List of tasks »
A - Answer these questions using the article about Peg Walsh's 100th birthday:
(i) For how many years did Peg live in her house in Anzac Pde?
(ii) How old was she when she climbed Mt Taranaki?
(iii) How many children were in the family she was born into?
B - Resume the article about Peg Walsh's 100th birthday, picking up after its last sentence.

Text for analysis »
:::::
Peg Walsh enjoys the flowers and the friendship at her 100th birthday party. Photo / Bevan Conley
Peg Walsh thought her son was taking her to a cafe for afternoon tea on the day of her 100th birthday.
Instead, he took his Whanganui mother to a surprise party with close friends, neighbours and colleagues.
She was delighted by all the attention and the familiar faces. A secondparty for the nieces and nephews was scheduled for Sunday, son David said.
Peg's life story is proof that a person can do a whole lot of living in 100 years.
She was born on February 11, 1922. She has been a big sister responsible for "a pretty wild bunch" of siblings on a Bonny Glen farm, a trainee nurse, a visitor to Scottish relatives, a cycle tourist in Europe, a district nurse in Whangamomona, a wife and a mother.
She lived in a house in Anzac Pde for 50 years - minus the six months spent in a motel after the June 2015 flood. After compulsory retirement from nursing at 60, she became an intrepid tramper and member of the Whanganui Tramping Club that held a party for her birthday.
Peg was nursing in London when Queen Elizabeth II was crowned in 1953. She heard the roar from the crowd that went up when Edmund Hillary was announced as the first climber of Mt Everest.
She became a legend in the tramping club, said member Barbara Gordon, who recorded her story. In her mid-80s Peg was still a frontrunner to the top of hills, waving away offers of help.
She climbed Mt Taranaki in a group of women on the 100th anniversary of Suffrage Day in 1993, aged 71. She didn't hang up her boots until she was 91.
Born Margaret Kinloch, Peg was the oldest of seven children on a dairy and cropping farm near Marton. They rode 7km to South Makirikiri School, two to a horse, and 5km to Sunday school.
The boys and girls all wrestled and knew all the holds. When Peg finished school in Standard 6 she was needed at home to look after her siblings.
:::::
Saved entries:
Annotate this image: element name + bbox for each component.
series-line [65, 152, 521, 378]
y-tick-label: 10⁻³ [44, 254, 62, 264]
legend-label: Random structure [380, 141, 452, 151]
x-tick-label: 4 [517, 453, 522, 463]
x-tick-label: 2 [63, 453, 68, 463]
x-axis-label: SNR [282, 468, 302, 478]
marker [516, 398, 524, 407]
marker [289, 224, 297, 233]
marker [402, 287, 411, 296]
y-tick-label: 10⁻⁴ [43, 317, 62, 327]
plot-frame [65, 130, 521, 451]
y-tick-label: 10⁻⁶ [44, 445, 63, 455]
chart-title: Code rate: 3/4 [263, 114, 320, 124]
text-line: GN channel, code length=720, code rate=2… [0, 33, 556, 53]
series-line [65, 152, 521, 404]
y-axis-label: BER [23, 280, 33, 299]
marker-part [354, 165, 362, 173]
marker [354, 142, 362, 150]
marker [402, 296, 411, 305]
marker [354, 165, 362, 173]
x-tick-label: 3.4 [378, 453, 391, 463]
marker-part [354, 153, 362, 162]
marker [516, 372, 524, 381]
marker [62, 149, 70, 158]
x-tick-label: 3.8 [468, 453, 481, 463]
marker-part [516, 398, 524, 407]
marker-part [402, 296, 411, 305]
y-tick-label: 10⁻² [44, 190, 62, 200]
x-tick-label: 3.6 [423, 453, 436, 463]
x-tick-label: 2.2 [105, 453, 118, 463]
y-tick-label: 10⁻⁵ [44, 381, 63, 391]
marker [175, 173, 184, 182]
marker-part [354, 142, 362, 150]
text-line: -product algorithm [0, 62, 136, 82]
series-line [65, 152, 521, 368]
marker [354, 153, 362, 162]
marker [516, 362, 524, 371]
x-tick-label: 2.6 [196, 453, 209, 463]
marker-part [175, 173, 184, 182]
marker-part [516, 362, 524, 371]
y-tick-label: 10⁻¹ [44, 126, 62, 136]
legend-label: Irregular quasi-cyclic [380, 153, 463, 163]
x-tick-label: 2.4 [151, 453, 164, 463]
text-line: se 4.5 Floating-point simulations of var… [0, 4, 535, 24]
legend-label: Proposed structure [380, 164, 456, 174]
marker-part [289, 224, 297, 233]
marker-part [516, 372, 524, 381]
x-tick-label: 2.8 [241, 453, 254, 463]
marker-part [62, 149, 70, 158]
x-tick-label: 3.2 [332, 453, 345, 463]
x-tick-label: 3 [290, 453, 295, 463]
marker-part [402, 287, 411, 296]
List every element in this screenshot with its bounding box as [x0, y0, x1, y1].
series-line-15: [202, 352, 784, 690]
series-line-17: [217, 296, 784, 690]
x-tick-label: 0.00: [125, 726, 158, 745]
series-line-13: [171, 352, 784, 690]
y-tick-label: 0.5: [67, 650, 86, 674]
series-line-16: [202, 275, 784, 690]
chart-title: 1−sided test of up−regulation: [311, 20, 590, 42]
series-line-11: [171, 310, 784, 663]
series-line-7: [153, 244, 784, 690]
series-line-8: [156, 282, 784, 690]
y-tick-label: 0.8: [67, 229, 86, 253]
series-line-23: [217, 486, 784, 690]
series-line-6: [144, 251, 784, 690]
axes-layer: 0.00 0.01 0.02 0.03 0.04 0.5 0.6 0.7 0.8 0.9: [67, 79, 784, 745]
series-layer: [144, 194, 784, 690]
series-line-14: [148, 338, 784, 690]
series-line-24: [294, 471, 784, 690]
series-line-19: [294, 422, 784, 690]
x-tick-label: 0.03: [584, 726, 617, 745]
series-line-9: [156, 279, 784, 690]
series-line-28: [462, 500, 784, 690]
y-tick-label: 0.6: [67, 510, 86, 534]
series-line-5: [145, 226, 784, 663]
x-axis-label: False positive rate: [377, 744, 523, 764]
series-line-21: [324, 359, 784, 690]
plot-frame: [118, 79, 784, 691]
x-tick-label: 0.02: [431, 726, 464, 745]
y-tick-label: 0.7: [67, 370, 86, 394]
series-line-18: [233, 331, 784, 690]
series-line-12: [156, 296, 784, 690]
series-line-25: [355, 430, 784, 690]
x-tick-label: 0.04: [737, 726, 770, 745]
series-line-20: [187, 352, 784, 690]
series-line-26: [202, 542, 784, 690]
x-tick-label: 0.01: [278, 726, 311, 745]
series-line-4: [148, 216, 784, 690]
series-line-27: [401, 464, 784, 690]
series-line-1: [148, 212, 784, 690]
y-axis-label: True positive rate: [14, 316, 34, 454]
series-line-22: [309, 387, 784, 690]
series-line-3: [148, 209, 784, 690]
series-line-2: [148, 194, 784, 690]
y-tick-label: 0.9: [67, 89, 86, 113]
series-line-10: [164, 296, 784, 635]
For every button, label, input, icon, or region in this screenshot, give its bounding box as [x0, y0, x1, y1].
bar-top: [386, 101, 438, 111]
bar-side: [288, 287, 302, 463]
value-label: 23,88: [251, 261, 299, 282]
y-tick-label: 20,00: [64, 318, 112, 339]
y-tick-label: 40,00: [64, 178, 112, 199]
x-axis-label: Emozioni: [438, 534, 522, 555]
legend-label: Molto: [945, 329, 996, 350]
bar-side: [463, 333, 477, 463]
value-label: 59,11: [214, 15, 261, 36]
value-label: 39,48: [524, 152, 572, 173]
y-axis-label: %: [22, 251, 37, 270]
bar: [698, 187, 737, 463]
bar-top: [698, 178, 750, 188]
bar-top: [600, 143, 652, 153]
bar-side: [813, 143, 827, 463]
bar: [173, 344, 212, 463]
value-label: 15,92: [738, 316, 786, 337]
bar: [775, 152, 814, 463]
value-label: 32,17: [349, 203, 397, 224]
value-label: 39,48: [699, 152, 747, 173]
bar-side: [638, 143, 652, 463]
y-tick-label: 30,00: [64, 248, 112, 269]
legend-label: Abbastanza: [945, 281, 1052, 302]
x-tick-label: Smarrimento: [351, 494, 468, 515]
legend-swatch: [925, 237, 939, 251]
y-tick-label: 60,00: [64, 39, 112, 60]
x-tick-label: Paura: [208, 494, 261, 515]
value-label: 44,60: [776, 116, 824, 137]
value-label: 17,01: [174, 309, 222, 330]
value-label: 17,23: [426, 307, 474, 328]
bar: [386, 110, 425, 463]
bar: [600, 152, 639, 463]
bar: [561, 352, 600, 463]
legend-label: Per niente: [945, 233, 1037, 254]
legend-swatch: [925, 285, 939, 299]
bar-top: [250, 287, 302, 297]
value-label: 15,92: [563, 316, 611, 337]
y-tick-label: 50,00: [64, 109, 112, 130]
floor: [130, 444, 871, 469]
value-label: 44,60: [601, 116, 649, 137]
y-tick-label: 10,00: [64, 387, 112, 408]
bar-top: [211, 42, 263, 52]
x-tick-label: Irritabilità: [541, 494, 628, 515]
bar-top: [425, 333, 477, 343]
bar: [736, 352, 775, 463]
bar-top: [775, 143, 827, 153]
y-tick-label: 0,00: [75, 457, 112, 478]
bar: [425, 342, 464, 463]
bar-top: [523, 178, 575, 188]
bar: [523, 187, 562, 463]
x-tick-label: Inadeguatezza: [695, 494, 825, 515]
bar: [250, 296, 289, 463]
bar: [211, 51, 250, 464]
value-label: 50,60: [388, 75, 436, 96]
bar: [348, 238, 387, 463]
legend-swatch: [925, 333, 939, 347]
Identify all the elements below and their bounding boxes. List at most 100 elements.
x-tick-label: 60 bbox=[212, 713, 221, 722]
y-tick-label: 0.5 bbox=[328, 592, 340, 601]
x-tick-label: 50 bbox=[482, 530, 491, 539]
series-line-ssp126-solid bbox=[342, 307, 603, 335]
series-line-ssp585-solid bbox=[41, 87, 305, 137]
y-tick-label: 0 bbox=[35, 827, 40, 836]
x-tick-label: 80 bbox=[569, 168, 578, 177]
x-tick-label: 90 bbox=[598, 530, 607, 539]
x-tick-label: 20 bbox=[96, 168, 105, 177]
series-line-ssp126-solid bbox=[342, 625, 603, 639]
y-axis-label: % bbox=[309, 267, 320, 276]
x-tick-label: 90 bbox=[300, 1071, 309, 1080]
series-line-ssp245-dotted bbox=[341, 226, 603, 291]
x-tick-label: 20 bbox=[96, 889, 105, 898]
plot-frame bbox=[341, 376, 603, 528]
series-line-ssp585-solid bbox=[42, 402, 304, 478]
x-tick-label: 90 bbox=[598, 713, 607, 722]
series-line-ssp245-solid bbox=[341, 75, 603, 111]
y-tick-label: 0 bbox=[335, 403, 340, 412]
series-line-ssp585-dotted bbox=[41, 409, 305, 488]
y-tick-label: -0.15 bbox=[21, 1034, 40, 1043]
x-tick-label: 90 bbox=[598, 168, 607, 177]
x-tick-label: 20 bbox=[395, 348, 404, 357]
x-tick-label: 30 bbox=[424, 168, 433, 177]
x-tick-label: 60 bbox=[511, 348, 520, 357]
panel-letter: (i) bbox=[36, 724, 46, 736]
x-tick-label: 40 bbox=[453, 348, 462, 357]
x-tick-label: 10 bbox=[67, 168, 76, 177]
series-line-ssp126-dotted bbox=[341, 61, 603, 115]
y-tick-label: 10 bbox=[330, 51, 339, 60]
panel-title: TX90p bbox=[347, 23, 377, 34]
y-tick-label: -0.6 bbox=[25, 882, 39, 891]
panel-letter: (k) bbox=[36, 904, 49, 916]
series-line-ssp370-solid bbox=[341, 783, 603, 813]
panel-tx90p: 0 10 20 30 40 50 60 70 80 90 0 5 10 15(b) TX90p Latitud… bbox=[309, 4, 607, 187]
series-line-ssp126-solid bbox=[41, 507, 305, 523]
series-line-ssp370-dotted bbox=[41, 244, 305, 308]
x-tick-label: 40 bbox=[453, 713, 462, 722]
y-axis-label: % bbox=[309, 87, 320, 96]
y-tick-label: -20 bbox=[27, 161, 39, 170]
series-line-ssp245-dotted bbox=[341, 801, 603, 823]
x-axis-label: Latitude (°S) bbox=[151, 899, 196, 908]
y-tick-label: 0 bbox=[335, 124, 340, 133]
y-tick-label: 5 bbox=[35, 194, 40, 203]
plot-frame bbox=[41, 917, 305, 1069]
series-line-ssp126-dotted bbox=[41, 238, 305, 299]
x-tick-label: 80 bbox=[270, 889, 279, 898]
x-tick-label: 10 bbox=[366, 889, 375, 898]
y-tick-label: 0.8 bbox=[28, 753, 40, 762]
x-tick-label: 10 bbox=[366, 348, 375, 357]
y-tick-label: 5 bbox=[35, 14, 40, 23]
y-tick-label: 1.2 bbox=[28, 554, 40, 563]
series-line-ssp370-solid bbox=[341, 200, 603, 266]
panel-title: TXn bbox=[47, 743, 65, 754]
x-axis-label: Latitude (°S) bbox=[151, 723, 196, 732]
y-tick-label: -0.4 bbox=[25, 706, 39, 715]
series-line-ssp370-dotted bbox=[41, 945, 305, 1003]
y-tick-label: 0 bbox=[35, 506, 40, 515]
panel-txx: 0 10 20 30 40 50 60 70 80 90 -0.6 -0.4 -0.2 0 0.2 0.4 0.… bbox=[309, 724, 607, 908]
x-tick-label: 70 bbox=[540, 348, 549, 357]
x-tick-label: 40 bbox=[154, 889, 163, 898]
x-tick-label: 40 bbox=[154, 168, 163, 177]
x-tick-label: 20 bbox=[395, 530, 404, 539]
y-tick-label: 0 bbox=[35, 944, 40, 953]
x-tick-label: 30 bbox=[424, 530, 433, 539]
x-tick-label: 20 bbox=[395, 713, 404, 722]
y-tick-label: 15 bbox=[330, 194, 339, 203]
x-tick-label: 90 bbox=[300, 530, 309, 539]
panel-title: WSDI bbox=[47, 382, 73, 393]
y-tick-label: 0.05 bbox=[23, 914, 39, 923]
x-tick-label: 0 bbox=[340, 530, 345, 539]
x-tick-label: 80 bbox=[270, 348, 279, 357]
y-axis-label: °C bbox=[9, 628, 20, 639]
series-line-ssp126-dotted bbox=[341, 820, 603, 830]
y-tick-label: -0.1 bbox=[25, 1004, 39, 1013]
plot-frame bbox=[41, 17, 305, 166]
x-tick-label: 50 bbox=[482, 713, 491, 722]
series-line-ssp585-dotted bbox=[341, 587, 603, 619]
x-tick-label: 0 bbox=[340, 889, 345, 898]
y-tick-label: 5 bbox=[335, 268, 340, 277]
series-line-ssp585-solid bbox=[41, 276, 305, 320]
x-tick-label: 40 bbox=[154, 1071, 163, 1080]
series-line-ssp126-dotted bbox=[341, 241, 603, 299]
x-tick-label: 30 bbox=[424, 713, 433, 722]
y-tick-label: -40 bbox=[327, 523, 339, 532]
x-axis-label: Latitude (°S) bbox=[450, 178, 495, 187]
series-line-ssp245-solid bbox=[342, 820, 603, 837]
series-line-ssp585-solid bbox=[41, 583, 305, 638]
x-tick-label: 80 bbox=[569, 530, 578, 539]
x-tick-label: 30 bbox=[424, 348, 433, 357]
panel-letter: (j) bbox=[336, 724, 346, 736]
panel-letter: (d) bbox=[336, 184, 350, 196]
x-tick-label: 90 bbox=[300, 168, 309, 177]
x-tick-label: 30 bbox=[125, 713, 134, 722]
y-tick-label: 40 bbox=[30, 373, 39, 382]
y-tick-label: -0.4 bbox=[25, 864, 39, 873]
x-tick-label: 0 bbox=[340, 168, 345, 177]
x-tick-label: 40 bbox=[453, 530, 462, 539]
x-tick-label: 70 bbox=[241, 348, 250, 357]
:::::
Responses by task »
A -
(i) 50 years
(ii) 71
(iii) Seven

B -
At 15 she went to work at another farm. She was 17 when World War II started and was sent to the Otaki Health Camp to look after children there.
She showed ability and was recommended for nursing training despite her lack of secondary education. She qualified as a nurse in 1945 and nursed at Wellington and Auckland hospitals, working two jobs to save money.
By 1949 she had saved enough and got on a ship for England. She nursed in London, making trips to meet her Scottish relatives. She'd work and save, then take cycle tours through Europe with women friends, sometimes hitchhiking and staying in youth hostels.
She returned to New Zealand in the mid-1950s and trained as a district nurse. She was sent to look after rural families at Whangamomona and married Patrick Walsh, with whom she had two children.
Her final 20 years of nursing were at Whanganui Hospital and tramping sounded like just what she needed when she retired.
Whanganui's was a small club at that time - it has since grown to 270 people. In those days there was plenty of "bush-bashing" and billy tea brewed on a fire. As well as tramping after her retirement, Peg returned to London to see her daughter Kay, explored New Zealand and enjoyed her garden.